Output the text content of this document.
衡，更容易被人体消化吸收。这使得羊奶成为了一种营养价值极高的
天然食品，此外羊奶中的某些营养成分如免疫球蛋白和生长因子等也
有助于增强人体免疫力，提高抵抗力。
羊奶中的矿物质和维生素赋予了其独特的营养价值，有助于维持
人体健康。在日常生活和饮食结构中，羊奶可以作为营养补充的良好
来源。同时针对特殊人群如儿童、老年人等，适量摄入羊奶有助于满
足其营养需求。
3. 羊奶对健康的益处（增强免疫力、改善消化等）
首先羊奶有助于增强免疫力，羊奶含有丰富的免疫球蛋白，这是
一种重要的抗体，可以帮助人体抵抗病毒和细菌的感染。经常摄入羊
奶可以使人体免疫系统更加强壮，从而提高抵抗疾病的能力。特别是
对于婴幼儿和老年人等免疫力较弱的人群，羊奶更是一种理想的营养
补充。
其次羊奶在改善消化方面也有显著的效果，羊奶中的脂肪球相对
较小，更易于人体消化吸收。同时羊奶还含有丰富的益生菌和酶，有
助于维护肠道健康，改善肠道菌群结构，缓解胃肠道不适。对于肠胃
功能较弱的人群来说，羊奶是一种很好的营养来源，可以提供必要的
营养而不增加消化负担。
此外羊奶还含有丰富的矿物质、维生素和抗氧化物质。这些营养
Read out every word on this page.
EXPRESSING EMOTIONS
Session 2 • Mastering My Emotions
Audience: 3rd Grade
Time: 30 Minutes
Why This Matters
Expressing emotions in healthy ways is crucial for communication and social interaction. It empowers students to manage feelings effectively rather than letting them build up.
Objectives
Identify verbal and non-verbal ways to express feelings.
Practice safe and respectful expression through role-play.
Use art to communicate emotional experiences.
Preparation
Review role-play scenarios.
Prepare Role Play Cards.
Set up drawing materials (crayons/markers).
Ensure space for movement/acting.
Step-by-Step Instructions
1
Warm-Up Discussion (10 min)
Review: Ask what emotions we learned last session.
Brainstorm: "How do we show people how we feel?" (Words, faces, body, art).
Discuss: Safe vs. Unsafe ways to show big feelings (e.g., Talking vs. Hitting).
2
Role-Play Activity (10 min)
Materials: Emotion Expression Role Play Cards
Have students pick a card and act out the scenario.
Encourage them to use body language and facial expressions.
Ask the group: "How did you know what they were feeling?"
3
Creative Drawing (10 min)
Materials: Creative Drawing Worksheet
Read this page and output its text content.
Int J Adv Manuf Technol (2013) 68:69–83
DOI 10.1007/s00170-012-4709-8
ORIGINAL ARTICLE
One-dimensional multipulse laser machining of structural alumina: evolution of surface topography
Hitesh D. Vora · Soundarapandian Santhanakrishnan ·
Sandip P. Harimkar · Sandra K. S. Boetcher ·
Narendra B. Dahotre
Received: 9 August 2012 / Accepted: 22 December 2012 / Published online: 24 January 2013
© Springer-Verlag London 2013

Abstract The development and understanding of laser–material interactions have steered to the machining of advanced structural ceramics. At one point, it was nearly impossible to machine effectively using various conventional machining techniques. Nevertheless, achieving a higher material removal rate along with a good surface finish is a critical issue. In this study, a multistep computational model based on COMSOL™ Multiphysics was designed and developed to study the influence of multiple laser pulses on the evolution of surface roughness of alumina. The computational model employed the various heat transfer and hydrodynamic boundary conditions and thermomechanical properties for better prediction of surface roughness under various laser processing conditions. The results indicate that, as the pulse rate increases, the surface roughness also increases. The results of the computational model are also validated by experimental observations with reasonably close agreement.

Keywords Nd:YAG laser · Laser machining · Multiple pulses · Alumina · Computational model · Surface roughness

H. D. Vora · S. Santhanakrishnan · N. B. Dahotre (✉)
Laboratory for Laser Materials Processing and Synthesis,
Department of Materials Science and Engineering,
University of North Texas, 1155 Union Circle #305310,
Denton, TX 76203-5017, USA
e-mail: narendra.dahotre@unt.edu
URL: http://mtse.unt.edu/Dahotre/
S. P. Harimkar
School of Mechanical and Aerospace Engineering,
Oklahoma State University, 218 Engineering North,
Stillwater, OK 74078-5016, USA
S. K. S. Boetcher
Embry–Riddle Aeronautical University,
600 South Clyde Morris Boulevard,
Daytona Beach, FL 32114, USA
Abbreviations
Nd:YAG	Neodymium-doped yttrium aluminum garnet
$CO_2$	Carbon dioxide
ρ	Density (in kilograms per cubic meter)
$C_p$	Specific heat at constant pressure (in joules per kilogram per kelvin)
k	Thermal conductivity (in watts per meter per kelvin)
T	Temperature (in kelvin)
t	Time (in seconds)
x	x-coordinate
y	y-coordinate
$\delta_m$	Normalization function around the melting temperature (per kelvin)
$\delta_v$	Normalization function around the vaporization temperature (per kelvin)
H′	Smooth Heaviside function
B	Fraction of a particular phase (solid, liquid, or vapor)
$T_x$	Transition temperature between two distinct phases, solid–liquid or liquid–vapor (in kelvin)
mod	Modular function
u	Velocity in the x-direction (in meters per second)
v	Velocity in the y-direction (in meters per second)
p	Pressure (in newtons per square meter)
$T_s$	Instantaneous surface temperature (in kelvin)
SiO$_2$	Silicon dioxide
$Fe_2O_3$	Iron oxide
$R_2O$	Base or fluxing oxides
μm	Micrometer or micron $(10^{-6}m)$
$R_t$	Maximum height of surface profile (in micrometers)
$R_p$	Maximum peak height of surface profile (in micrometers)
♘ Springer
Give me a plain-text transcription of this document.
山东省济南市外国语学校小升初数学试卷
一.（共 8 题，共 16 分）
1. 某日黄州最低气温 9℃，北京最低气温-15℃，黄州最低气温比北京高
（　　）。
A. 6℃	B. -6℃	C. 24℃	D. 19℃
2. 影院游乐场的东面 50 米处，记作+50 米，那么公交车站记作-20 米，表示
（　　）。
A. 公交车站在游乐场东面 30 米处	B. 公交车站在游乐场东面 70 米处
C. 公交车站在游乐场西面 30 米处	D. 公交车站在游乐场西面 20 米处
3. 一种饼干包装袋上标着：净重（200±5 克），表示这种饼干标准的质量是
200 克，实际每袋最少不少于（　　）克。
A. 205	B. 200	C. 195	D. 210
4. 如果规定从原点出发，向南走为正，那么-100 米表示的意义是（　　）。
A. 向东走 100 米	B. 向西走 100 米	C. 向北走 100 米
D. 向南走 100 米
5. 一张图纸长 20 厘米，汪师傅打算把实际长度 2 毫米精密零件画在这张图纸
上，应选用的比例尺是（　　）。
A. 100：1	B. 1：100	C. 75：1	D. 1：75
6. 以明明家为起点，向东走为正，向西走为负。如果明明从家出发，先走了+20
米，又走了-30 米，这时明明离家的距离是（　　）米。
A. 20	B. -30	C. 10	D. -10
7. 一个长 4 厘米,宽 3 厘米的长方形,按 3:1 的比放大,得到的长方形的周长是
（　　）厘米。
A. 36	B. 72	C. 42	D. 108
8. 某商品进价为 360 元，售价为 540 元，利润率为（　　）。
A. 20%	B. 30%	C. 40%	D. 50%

***

▶ [Challenge]
Set down the material above again, word for word.

▶ [Solved problem]
Output the text content of this document.
衡，更容易被人体消化吸收。这使得羊奶成为了一种营养价值极高的
天然食品，此外羊奶中的某些营养成分如免疫球蛋白和生长因子等也
有助于增强人体免疫力，提高抵抗力。
羊奶中的矿物质和维生素赋予了其独特的营养价值，有助于维持
人体健康。在日常生活和饮食结构中，羊奶可以作为营养补充的良好
来源。同时针对特殊人群如儿童、老年人等，适量摄入羊奶有助于满
足其营养需求。
3. 羊奶对健康的益处（增强免疫力、改善消化等）
首先羊奶有助于增强免疫力，羊奶含有丰富的免疫球蛋白，这是
一种重要的抗体，可以帮助人体抵抗病毒和细菌的感染。经常摄入羊
奶可以使人体免疫系统更加强壮，从而提高抵抗疾病的能力。特别是
对于婴幼儿和老年人等免疫力较弱的人群，羊奶更是一种理想的营养
补充。
其次羊奶在改善消化方面也有显著的效果，羊奶中的脂肪球相对
较小，更易于人体消化吸收。同时羊奶还含有丰富的益生菌和酶，有
助于维护肠道健康，改善肠道菌群结构，缓解胃肠道不适。对于肠胃
功能较弱的人群来说，羊奶是一种很好的营养来源，可以提供必要的
营养而不增加消化负担。
此外羊奶还含有丰富的矿物质、维生素和抗氧化物质。这些营养
Read out every word on this page.
EXPRESSING EMOTIONS
Session 2 • Mastering My Emotions
Audience: 3rd Grade
Time: 30 Minutes
Why This Matters
Expressing emotions in healthy ways is crucial for communication and social interaction. It empowers students to manage feelings effectively rather than letting them build up.
Objectives
Identify verbal and non-verbal ways to express feelings.
Practice safe and respectful expression through role-play.
Use art to communicate emotional experiences.
Preparation
Review role-play scenarios.
Prepare Role Play Cards.
Set up drawing materials (crayons/markers).
Ensure space for movement/acting.
Step-by-Step Instructions
1
Warm-Up Discussion (10 min)
Review: Ask what emotions we learned last session.
Brainstorm: "How do we show people how we feel?" (Words, faces, body, art).
Discuss: Safe vs. Unsafe ways to show big feelings (e.g., Talking vs. Hitting).
2
Role-Play Activity (10 min)
Materials: Emotion Expression Role Play Cards
Have students pick a card and act out the scenario.
Encourage them to use body language and facial expressions.
Ask the group: "How did you know what they were feeling?"
3
Creative Drawing (10 min)
Materials: Creative Drawing Worksheet
Read this page and output its text content.
Int J Adv Manuf Technol (2013) 68:69–83
DOI 10.1007/s00170-012-4709-8
ORIGINAL ARTICLE
One-dimensional multipulse laser machining of structural alumina: evolution of surface topography
Hitesh D. Vora · Soundarapandian Santhanakrishnan ·
Sandip P. Harimkar · Sandra K. S. Boetcher ·
Narendra B. Dahotre
Received: 9 August 2012 / Accepted: 22 December 2012 / Published online: 24 January 2013
© Springer-Verlag London 2013

Abstract The development and understanding of laser–material interactions have steered to the machining of advanced structural ceramics. At one point, it was nearly impossible to machine effectively using various conventional machining techniques. Nevertheless, achieving a higher material removal rate along with a good surface finish is a critical issue. In this study, a multistep computational model based on COMSOL™ Multiphysics was designed and developed to study the influence of multiple laser pulses on the evolution of surface roughness of alumina. The computational model employed the various heat transfer and hydrodynamic boundary conditions and thermomechanical properties for better prediction of surface roughness under various laser processing conditions. The results indicate that, as the pulse rate increases, the surface roughness also increases. The results of the computational model are also validated by experimental observations with reasonably close agreement.

Keywords Nd:YAG laser · Laser machining · Multiple pulses · Alumina · Computational model · Surface roughness

H. D. Vora · S. Santhanakrishnan · N. B. Dahotre (✉)
Laboratory for Laser Materials Processing and Synthesis,
Department of Materials Science and Engineering,
University of North Texas, 1155 Union Circle #305310,
Denton, TX 76203-5017, USA
e-mail: narendra.dahotre@unt.edu
URL: http://mtse.unt.edu/Dahotre/
S. P. Harimkar
School of Mechanical and Aerospace Engineering,
Oklahoma State University, 218 Engineering North,
Stillwater, OK 74078-5016, USA
S. K. S. Boetcher
Embry–Riddle Aeronautical University,
600 South Clyde Morris Boulevard,
Daytona Beach, FL 32114, USA
Abbreviations
Nd:YAG	Neodymium-doped yttrium aluminum garnet
$CO_2$	Carbon dioxide
ρ	Density (in kilograms per cubic meter)
$C_p$	Specific heat at constant pressure (in joules per kilogram per kelvin)
k	Thermal conductivity (in watts per meter per kelvin)
T	Temperature (in kelvin)
t	Time (in seconds)
x	x-coordinate
y	y-coordinate
$\delta_m$	Normalization function around the melting temperature (per kelvin)
$\delta_v$	Normalization function around the vaporization temperature (per kelvin)
H′	Smooth Heaviside function
B	Fraction of a particular phase (solid, liquid, or vapor)
$T_x$	Transition temperature between two distinct phases, solid–liquid or liquid–vapor (in kelvin)
mod	Modular function
u	Velocity in the x-direction (in meters per second)
v	Velocity in the y-direction (in meters per second)
p	Pressure (in newtons per square meter)
$T_s$	Instantaneous surface temperature (in kelvin)
SiO$_2$	Silicon dioxide
$Fe_2O_3$	Iron oxide
$R_2O$	Base or fluxing oxides
μm	Micrometer or micron $(10^{-6}m)$
$R_t$	Maximum height of surface profile (in micrometers)
$R_p$	Maximum peak height of surface profile (in micrometers)
♘ Springer
Give me a plain-text transcription of this document.
山东省济南市外国语学校小升初数学试卷
一.（共 8 题，共 16 分）
1. 某日黄州最低气温 9℃，北京最低气温-15℃，黄州最低气温比北京高
（　　）。
A. 6℃	B. -6℃	C. 24℃	D. 19℃
2. 影院游乐场的东面 50 米处，记作+50 米，那么公交车站记作-20 米，表示
（　　）。
A. 公交车站在游乐场东面 30 米处	B. 公交车站在游乐场东面 70 米处
C. 公交车站在游乐场西面 30 米处	D. 公交车站在游乐场西面 20 米处
3. 一种饼干包装袋上标着：净重（200±5 克），表示这种饼干标准的质量是
200 克，实际每袋最少不少于（　　）克。
A. 205	B. 200	C. 195	D. 210
4. 如果规定从原点出发，向南走为正，那么-100 米表示的意义是（　　）。
A. 向东走 100 米	B. 向西走 100 米	C. 向北走 100 米
D. 向南走 100 米
5. 一张图纸长 20 厘米，汪师傅打算把实际长度 2 毫米精密零件画在这张图纸
上，应选用的比例尺是（　　）。
A. 100：1	B. 1：100	C. 75：1	D. 1：75
6. 以明明家为起点，向东走为正，向西走为负。如果明明从家出发，先走了+20
米，又走了-30 米，这时明明离家的距离是（　　）米。
A. 20	B. -30	C. 10	D. -10
7. 一个长 4 厘米,宽 3 厘米的长方形,按 3:1 的比放大,得到的长方形的周长是
（　　）厘米。
A. 36	B. 72	C. 42	D. 108
8. 某商品进价为 360 元，售价为 540 元，利润率为（　　）。
A. 20%	B. 30%	C. 40%	D. 50%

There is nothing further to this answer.